**PROBLEM TO WORK ON:**
Please say how many lines of the listing hold "nanofiber", with no other words in the answer.

Items listed in a dataset
***

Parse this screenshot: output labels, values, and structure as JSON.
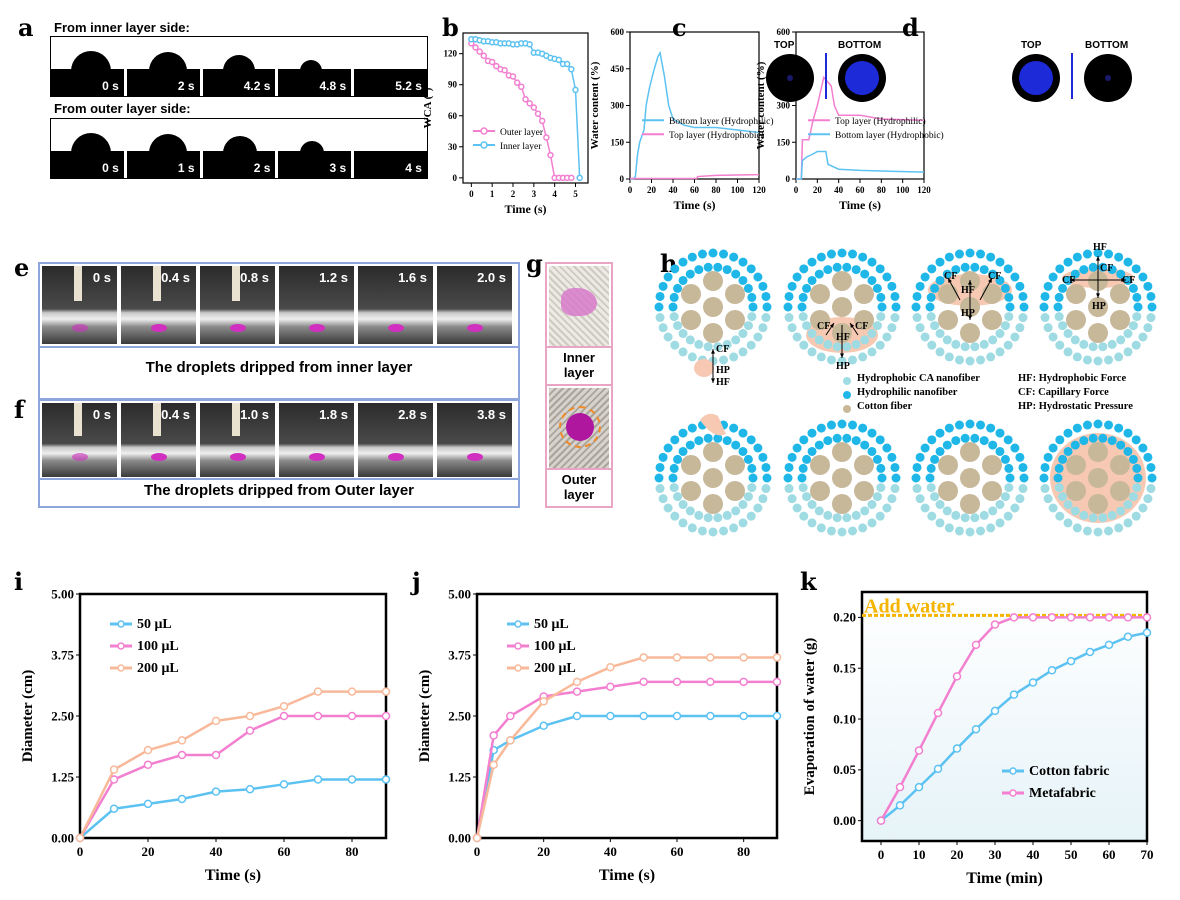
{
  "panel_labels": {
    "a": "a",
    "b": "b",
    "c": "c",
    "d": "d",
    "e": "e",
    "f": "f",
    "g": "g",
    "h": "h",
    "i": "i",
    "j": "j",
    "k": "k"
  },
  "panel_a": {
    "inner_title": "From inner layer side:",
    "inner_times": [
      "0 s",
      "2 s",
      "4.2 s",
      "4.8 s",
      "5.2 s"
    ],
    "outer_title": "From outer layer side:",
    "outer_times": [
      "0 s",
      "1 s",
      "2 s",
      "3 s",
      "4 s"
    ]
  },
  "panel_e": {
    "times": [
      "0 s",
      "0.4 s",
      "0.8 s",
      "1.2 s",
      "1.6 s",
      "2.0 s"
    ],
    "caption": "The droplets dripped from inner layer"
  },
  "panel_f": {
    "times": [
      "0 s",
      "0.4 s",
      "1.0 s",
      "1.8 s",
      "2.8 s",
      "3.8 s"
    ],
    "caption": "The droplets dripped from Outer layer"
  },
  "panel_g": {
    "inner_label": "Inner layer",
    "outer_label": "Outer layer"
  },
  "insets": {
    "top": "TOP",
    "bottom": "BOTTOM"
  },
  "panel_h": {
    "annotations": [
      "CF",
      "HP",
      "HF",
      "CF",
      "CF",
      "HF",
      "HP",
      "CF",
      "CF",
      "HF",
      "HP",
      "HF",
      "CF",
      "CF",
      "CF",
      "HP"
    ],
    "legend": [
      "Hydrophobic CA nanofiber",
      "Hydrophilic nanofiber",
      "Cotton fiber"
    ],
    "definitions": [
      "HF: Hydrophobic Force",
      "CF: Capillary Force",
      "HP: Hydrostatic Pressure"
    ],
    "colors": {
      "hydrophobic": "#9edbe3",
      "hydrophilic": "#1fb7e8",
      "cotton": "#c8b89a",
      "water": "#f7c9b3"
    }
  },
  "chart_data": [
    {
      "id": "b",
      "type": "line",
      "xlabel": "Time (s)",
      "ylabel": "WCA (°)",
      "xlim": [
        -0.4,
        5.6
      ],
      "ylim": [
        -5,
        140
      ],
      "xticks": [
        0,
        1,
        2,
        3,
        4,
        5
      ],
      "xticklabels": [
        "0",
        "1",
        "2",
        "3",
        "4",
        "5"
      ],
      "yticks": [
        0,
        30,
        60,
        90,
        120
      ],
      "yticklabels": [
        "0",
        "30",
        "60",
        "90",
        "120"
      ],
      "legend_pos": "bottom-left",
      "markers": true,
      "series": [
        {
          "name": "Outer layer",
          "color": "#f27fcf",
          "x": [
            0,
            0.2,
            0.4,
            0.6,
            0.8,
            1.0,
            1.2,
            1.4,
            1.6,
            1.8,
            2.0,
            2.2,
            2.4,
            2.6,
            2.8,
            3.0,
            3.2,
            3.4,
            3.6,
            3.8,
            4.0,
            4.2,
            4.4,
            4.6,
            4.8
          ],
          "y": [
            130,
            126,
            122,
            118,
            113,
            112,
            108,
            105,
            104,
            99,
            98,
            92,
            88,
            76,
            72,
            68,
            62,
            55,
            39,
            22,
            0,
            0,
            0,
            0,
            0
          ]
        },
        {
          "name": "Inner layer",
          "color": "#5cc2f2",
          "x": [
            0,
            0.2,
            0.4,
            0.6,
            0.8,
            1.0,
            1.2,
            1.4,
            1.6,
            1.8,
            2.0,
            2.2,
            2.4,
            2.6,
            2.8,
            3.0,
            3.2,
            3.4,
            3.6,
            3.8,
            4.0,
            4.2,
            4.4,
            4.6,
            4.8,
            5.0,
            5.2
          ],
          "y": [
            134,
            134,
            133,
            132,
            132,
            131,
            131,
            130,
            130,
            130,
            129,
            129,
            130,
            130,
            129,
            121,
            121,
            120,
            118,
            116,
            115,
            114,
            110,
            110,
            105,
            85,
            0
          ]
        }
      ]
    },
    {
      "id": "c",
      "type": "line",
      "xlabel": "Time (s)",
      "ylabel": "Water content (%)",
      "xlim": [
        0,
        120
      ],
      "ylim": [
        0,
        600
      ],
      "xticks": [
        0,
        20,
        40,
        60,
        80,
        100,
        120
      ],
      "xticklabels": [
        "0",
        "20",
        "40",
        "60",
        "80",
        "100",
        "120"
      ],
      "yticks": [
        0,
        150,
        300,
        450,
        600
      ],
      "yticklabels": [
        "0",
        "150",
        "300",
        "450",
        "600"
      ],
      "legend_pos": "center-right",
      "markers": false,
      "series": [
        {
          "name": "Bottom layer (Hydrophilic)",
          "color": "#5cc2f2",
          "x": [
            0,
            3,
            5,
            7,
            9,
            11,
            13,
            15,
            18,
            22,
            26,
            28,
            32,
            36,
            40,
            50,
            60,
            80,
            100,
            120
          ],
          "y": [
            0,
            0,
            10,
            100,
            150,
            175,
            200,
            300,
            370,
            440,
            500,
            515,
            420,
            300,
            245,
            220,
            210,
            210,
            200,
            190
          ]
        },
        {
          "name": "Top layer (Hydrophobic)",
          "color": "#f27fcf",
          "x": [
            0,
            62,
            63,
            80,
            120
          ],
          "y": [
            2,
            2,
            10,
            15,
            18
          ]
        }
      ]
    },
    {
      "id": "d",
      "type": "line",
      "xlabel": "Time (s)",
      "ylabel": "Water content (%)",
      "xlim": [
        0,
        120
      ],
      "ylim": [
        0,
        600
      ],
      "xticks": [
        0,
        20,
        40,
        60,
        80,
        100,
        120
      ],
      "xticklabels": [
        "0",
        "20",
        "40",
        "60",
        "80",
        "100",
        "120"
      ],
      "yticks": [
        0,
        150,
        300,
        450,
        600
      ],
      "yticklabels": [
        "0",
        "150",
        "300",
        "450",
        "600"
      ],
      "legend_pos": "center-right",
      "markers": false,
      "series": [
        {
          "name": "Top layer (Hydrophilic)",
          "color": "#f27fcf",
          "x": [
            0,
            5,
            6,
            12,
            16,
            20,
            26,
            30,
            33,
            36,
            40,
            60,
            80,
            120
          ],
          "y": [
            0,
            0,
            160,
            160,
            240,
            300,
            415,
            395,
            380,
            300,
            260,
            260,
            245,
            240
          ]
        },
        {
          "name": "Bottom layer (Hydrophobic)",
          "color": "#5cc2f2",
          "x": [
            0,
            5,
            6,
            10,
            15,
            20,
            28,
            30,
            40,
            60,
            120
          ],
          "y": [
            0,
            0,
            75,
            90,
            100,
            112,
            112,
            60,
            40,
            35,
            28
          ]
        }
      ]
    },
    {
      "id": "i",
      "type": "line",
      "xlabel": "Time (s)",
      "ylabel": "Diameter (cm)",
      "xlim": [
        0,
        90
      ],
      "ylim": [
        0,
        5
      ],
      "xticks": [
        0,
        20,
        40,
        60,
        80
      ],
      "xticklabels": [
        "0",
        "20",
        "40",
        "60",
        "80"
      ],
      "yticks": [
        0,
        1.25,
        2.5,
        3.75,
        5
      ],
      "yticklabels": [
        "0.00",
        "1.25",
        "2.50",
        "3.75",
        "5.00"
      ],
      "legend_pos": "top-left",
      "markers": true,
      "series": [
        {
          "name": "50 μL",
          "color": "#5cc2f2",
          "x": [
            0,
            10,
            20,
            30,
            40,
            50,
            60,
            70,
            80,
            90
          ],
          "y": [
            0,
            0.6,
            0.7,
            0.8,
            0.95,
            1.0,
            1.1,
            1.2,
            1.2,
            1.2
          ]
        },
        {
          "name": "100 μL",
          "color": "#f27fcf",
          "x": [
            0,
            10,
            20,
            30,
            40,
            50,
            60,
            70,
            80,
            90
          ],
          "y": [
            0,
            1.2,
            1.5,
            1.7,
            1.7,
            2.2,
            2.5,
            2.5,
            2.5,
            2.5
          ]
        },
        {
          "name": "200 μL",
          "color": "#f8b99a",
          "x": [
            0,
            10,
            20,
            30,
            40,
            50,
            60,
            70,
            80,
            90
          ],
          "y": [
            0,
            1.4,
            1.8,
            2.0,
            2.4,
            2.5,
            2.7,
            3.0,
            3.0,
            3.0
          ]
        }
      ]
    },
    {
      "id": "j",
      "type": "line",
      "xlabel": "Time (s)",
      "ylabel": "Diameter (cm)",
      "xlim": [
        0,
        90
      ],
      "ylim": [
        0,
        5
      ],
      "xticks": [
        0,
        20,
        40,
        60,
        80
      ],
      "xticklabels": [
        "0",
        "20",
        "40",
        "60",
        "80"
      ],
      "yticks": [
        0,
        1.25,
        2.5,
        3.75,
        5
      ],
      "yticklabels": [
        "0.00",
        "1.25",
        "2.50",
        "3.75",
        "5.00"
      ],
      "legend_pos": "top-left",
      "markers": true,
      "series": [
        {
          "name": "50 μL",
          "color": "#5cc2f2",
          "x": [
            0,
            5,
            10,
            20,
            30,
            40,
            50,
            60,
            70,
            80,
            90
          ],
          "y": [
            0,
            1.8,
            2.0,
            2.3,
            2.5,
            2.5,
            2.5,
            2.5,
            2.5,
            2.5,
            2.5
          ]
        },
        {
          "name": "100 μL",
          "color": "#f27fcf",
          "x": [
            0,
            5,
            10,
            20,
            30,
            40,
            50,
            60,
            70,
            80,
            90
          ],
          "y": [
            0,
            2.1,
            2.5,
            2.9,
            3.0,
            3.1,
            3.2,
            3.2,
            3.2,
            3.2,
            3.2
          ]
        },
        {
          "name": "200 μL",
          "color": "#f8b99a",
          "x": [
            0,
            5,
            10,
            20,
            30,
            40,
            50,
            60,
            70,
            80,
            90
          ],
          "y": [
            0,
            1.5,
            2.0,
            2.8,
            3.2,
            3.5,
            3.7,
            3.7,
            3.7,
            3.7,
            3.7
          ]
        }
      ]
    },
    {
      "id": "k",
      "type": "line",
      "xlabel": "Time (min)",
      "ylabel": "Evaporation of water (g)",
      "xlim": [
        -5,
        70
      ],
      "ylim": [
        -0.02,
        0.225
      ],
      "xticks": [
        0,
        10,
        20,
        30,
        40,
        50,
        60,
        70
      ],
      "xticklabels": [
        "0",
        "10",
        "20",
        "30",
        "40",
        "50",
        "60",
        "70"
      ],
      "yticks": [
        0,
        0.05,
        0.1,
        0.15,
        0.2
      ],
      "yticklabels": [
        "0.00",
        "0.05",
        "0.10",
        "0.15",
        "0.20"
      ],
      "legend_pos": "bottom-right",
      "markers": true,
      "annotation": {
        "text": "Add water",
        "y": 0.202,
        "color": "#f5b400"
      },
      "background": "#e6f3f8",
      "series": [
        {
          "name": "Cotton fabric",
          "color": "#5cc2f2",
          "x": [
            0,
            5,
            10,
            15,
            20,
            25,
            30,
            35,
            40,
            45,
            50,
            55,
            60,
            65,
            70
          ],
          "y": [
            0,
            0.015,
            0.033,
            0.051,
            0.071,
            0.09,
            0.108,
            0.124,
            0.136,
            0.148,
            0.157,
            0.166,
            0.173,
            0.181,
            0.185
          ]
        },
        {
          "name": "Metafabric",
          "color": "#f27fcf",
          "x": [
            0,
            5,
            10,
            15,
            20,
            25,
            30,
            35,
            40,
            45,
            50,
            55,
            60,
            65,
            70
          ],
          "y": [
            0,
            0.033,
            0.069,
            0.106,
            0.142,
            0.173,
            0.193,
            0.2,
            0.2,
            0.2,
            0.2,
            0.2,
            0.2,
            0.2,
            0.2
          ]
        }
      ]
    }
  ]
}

***

**SOLVED EXERCISE:**
2